# [Task instructions]
An exact reproduction of the records is required, with all images left out.

[Collection entries]
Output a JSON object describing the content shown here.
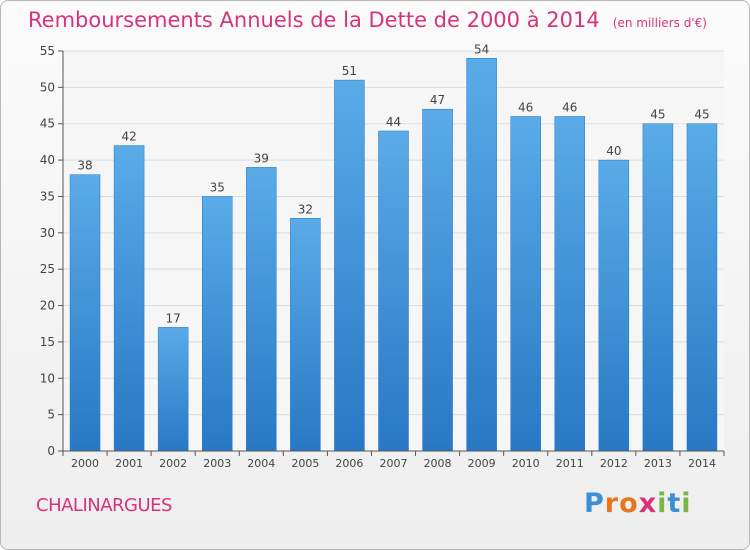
{
  "chart_data": {
    "type": "bar",
    "title": "Remboursements Annuels de la Dette de 2000 à 2014",
    "subtitle": "(en milliers d'€)",
    "categories": [
      "2000",
      "2001",
      "2002",
      "2003",
      "2004",
      "2005",
      "2006",
      "2007",
      "2008",
      "2009",
      "2010",
      "2011",
      "2012",
      "2013",
      "2014"
    ],
    "values": [
      38,
      42,
      17,
      35,
      39,
      32,
      51,
      44,
      47,
      54,
      46,
      46,
      40,
      45,
      45
    ],
    "ylim": [
      0,
      55
    ],
    "yticks": [
      0,
      5,
      10,
      15,
      20,
      25,
      30,
      35,
      40,
      45,
      50,
      55
    ],
    "grid": true,
    "bar_color": "#3a8fd6",
    "bar_color_light": "#5aabe8",
    "bar_color_dark": "#2878c4"
  },
  "place_name": "CHALINARGUES",
  "brand": {
    "name": "Proxiti",
    "letters": [
      "P",
      "r",
      "o",
      "x",
      "i",
      "t",
      "i"
    ],
    "letter_colors": [
      "#3b8fd4",
      "#e8751a",
      "#e8751a",
      "#d6337d",
      "#7ab648",
      "#3b8fd4",
      "#7ab648"
    ]
  },
  "colors": {
    "title": "#d6337d",
    "axis_text": "#444444",
    "grid": "#dddddd"
  }
}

# [Worked solution]
Output a JSON object describing the content shown here.
{
  "chart_data": {
    "type": "bar",
    "title": "Remboursements Annuels de la Dette de 2000 à 2014",
    "subtitle": "(en milliers d'€)",
    "categories": [
      "2000",
      "2001",
      "2002",
      "2003",
      "2004",
      "2005",
      "2006",
      "2007",
      "2008",
      "2009",
      "2010",
      "2011",
      "2012",
      "2013",
      "2014"
    ],
    "values": [
      38,
      42,
      17,
      35,
      39,
      32,
      51,
      44,
      47,
      54,
      46,
      46,
      40,
      45,
      45
    ],
    "ylim": [
      0,
      55
    ],
    "yticks": [
      0,
      5,
      10,
      15,
      20,
      25,
      30,
      35,
      40,
      45,
      50,
      55
    ],
    "grid": true,
    "bar_color": "#3a8fd6",
    "bar_color_light": "#5aabe8",
    "bar_color_dark": "#2878c4"
  },
  "place_name": "CHALINARGUES",
  "brand": {
    "name": "Proxiti",
    "letters": [
      "P",
      "r",
      "o",
      "x",
      "i",
      "t",
      "i"
    ],
    "letter_colors": [
      "#3b8fd4",
      "#e8751a",
      "#e8751a",
      "#d6337d",
      "#7ab648",
      "#3b8fd4",
      "#7ab648"
    ]
  },
  "colors": {
    "title": "#d6337d",
    "axis_text": "#444444",
    "grid": "#dddddd"
  }
}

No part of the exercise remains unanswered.